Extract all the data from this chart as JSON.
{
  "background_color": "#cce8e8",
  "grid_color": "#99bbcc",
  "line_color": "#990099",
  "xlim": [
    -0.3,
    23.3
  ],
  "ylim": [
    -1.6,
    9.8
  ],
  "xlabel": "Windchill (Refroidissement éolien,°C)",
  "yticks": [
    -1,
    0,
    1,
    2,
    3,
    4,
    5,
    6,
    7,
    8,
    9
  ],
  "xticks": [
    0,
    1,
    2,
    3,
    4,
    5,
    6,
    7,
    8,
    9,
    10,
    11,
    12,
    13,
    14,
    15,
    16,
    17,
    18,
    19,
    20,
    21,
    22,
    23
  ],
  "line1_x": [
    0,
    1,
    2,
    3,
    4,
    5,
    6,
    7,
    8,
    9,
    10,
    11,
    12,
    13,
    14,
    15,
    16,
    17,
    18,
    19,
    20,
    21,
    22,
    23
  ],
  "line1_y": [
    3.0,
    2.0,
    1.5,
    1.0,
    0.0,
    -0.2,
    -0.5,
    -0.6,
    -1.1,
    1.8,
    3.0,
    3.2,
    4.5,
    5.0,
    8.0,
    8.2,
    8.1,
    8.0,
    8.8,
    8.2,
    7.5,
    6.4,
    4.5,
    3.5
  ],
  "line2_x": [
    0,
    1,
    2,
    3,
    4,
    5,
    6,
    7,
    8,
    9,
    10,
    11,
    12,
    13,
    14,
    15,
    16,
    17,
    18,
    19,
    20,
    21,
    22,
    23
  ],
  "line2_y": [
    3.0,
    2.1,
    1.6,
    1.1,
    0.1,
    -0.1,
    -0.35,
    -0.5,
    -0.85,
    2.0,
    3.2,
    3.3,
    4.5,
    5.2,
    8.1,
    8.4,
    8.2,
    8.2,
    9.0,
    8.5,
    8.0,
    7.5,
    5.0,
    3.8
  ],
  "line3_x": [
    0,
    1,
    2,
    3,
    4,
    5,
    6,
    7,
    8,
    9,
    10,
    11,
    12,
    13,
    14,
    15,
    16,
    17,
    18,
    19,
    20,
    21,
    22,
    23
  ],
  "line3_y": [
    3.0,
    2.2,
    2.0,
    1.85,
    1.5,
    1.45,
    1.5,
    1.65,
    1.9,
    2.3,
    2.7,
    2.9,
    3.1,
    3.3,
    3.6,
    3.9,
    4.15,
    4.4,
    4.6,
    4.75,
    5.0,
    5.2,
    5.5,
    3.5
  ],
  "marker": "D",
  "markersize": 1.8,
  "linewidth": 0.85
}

- - - - -

> **What is expected**
Copy each record from above without leaving any out.

> **Correct response**
Extract all the data from this chart as JSON.
{
  "background_color": "#cce8e8",
  "grid_color": "#99bbcc",
  "line_color": "#990099",
  "xlim": [
    -0.3,
    23.3
  ],
  "ylim": [
    -1.6,
    9.8
  ],
  "xlabel": "Windchill (Refroidissement éolien,°C)",
  "yticks": [
    -1,
    0,
    1,
    2,
    3,
    4,
    5,
    6,
    7,
    8,
    9
  ],
  "xticks": [
    0,
    1,
    2,
    3,
    4,
    5,
    6,
    7,
    8,
    9,
    10,
    11,
    12,
    13,
    14,
    15,
    16,
    17,
    18,
    19,
    20,
    21,
    22,
    23
  ],
  "line1_x": [
    0,
    1,
    2,
    3,
    4,
    5,
    6,
    7,
    8,
    9,
    10,
    11,
    12,
    13,
    14,
    15,
    16,
    17,
    18,
    19,
    20,
    21,
    22,
    23
  ],
  "line1_y": [
    3.0,
    2.0,
    1.5,
    1.0,
    0.0,
    -0.2,
    -0.5,
    -0.6,
    -1.1,
    1.8,
    3.0,
    3.2,
    4.5,
    5.0,
    8.0,
    8.2,
    8.1,
    8.0,
    8.8,
    8.2,
    7.5,
    6.4,
    4.5,
    3.5
  ],
  "line2_x": [
    0,
    1,
    2,
    3,
    4,
    5,
    6,
    7,
    8,
    9,
    10,
    11,
    12,
    13,
    14,
    15,
    16,
    17,
    18,
    19,
    20,
    21,
    22,
    23
  ],
  "line2_y": [
    3.0,
    2.1,
    1.6,
    1.1,
    0.1,
    -0.1,
    -0.35,
    -0.5,
    -0.85,
    2.0,
    3.2,
    3.3,
    4.5,
    5.2,
    8.1,
    8.4,
    8.2,
    8.2,
    9.0,
    8.5,
    8.0,
    7.5,
    5.0,
    3.8
  ],
  "line3_x": [
    0,
    1,
    2,
    3,
    4,
    5,
    6,
    7,
    8,
    9,
    10,
    11,
    12,
    13,
    14,
    15,
    16,
    17,
    18,
    19,
    20,
    21,
    22,
    23
  ],
  "line3_y": [
    3.0,
    2.2,
    2.0,
    1.85,
    1.5,
    1.45,
    1.5,
    1.65,
    1.9,
    2.3,
    2.7,
    2.9,
    3.1,
    3.3,
    3.6,
    3.9,
    4.15,
    4.4,
    4.6,
    4.75,
    5.0,
    5.2,
    5.5,
    3.5
  ],
  "marker": "D",
  "markersize": 1.8,
  "linewidth": 0.85
}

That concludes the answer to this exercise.